* start *

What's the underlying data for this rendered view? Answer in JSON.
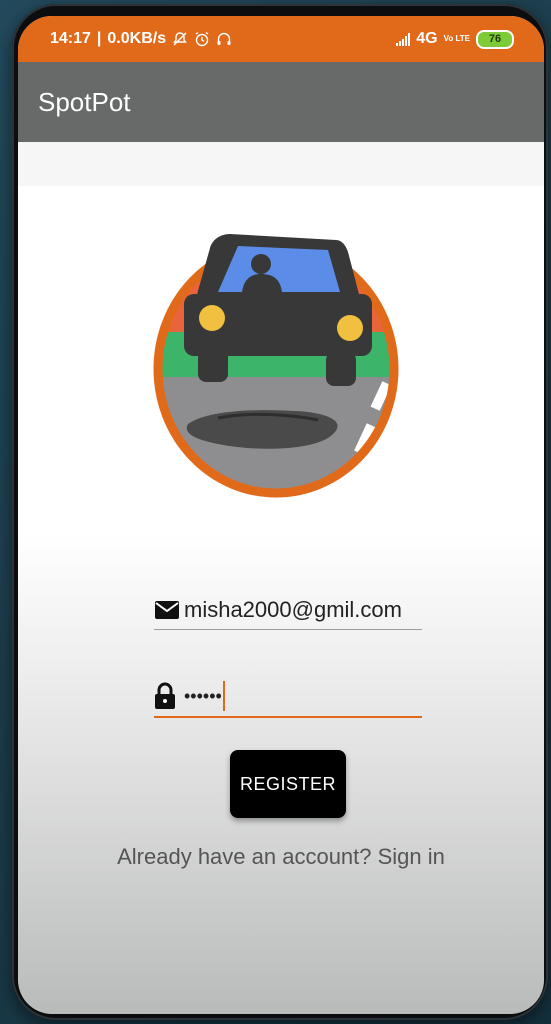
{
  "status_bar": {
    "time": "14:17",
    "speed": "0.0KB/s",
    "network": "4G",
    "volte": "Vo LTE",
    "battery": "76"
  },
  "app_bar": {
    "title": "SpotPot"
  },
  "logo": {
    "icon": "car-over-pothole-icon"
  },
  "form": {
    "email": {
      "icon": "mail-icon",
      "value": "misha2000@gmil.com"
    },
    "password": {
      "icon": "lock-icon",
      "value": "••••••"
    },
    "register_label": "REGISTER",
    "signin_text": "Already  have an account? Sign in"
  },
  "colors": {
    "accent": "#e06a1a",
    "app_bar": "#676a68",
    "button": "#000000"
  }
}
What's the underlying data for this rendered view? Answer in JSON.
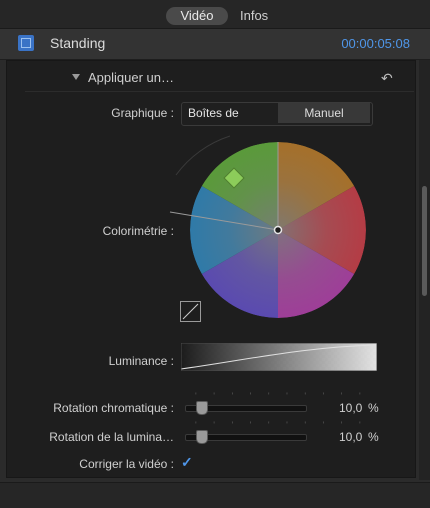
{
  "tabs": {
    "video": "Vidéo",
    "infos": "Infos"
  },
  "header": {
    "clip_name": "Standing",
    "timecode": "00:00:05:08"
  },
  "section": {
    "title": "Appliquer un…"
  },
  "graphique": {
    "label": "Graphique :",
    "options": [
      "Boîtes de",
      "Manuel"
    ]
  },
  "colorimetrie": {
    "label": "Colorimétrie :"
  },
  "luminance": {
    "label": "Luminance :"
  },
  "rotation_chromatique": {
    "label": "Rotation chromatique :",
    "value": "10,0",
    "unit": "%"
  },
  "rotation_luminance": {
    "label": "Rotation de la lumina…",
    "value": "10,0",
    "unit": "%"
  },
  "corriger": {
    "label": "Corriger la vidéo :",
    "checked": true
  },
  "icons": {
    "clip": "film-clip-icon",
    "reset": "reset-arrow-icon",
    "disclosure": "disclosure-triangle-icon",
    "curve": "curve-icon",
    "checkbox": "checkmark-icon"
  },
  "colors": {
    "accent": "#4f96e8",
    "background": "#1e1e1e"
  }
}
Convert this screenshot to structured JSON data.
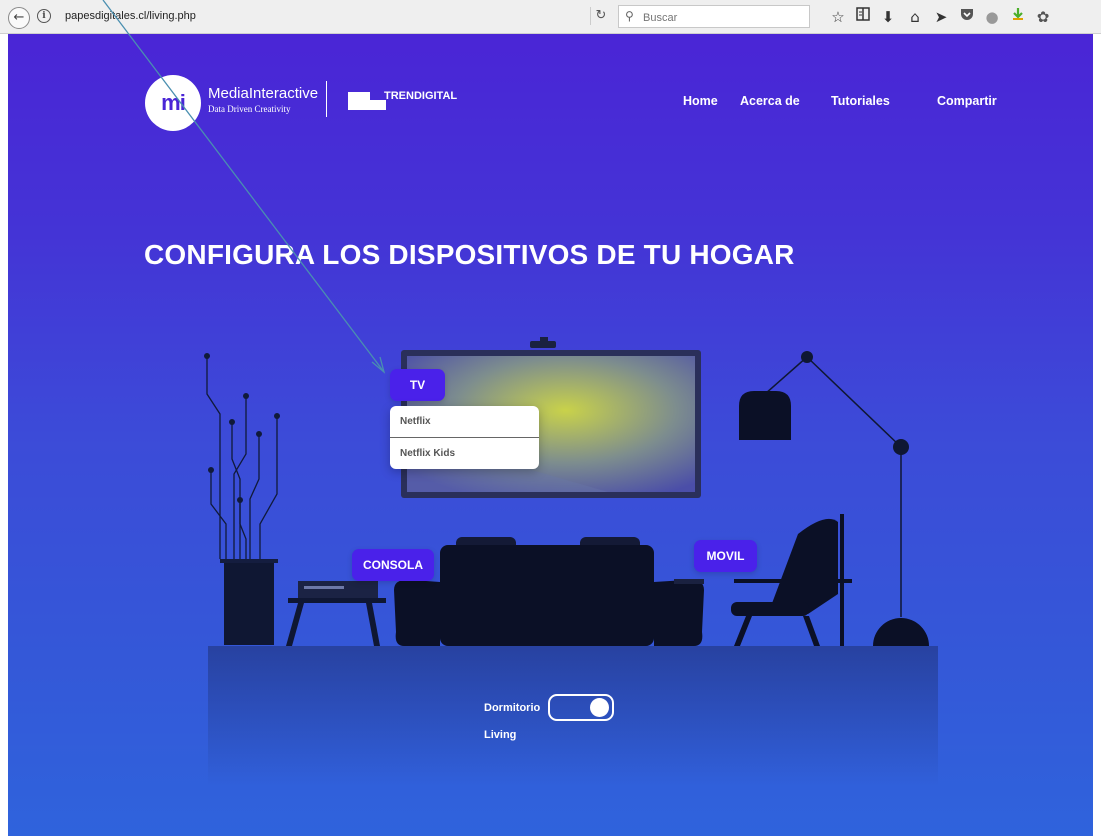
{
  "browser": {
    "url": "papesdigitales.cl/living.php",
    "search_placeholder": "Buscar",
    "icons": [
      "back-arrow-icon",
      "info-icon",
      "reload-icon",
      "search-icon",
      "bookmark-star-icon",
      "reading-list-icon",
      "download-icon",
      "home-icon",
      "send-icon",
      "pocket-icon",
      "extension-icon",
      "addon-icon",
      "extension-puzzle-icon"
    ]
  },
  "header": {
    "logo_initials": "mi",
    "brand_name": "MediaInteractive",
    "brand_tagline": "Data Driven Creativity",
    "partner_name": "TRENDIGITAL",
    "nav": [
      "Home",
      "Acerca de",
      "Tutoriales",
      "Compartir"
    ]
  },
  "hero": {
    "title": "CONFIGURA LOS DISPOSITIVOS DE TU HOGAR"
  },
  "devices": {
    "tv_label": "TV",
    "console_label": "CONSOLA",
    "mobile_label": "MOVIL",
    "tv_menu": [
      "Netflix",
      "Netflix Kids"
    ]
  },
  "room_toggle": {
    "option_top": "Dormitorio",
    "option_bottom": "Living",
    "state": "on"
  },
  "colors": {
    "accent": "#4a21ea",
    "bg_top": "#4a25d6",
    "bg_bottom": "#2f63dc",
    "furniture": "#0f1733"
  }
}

* end *

Problem to solve
Set down all the data again exactly as above, pictures excluded.

Result of the exercise
What's the underlying data for this rendered view? Answer in JSON.
{
  "status_bar": {
    "time": "14:17",
    "speed": "0.0KB/s",
    "network": "4G",
    "volte": "Vo LTE",
    "battery": "76"
  },
  "app_bar": {
    "title": "SpotPot"
  },
  "logo": {
    "icon": "car-over-pothole-icon"
  },
  "form": {
    "email": {
      "icon": "mail-icon",
      "value": "misha2000@gmil.com"
    },
    "password": {
      "icon": "lock-icon",
      "value": "••••••"
    },
    "register_label": "REGISTER",
    "signin_text": "Already  have an account? Sign in"
  },
  "colors": {
    "accent": "#e06a1a",
    "app_bar": "#676a68",
    "button": "#000000"
  }
}
What's the underlying data for this rendered view? Answer in JSON.
{
  "tabs": {
    "video": "Vidéo",
    "infos": "Infos"
  },
  "header": {
    "clip_name": "Standing",
    "timecode": "00:00:05:08"
  },
  "section": {
    "title": "Appliquer un…"
  },
  "graphique": {
    "label": "Graphique :",
    "options": [
      "Boîtes de",
      "Manuel"
    ]
  },
  "colorimetrie": {
    "label": "Colorimétrie :"
  },
  "luminance": {
    "label": "Luminance :"
  },
  "rotation_chromatique": {
    "label": "Rotation chromatique :",
    "value": "10,0",
    "unit": "%"
  },
  "rotation_luminance": {
    "label": "Rotation de la lumina…",
    "value": "10,0",
    "unit": "%"
  },
  "corriger": {
    "label": "Corriger la vidéo :",
    "checked": true
  },
  "icons": {
    "clip": "film-clip-icon",
    "reset": "reset-arrow-icon",
    "disclosure": "disclosure-triangle-icon",
    "curve": "curve-icon",
    "checkbox": "checkmark-icon"
  },
  "colors": {
    "accent": "#4f96e8",
    "background": "#1e1e1e"
  }
}
Convert this screenshot to structured JSON data.
{
  "browser": {
    "url": "papesdigitales.cl/living.php",
    "search_placeholder": "Buscar",
    "icons": [
      "back-arrow-icon",
      "info-icon",
      "reload-icon",
      "search-icon",
      "bookmark-star-icon",
      "reading-list-icon",
      "download-icon",
      "home-icon",
      "send-icon",
      "pocket-icon",
      "extension-icon",
      "addon-icon",
      "extension-puzzle-icon"
    ]
  },
  "header": {
    "logo_initials": "mi",
    "brand_name": "MediaInteractive",
    "brand_tagline": "Data Driven Creativity",
    "partner_name": "TRENDIGITAL",
    "nav": [
      "Home",
      "Acerca de",
      "Tutoriales",
      "Compartir"
    ]
  },
  "hero": {
    "title": "CONFIGURA LOS DISPOSITIVOS DE TU HOGAR"
  },
  "devices": {
    "tv_label": "TV",
    "console_label": "CONSOLA",
    "mobile_label": "MOVIL",
    "tv_menu": [
      "Netflix",
      "Netflix Kids"
    ]
  },
  "room_toggle": {
    "option_top": "Dormitorio",
    "option_bottom": "Living",
    "state": "on"
  },
  "colors": {
    "accent": "#4a21ea",
    "bg_top": "#4a25d6",
    "bg_bottom": "#2f63dc",
    "furniture": "#0f1733"
  }
}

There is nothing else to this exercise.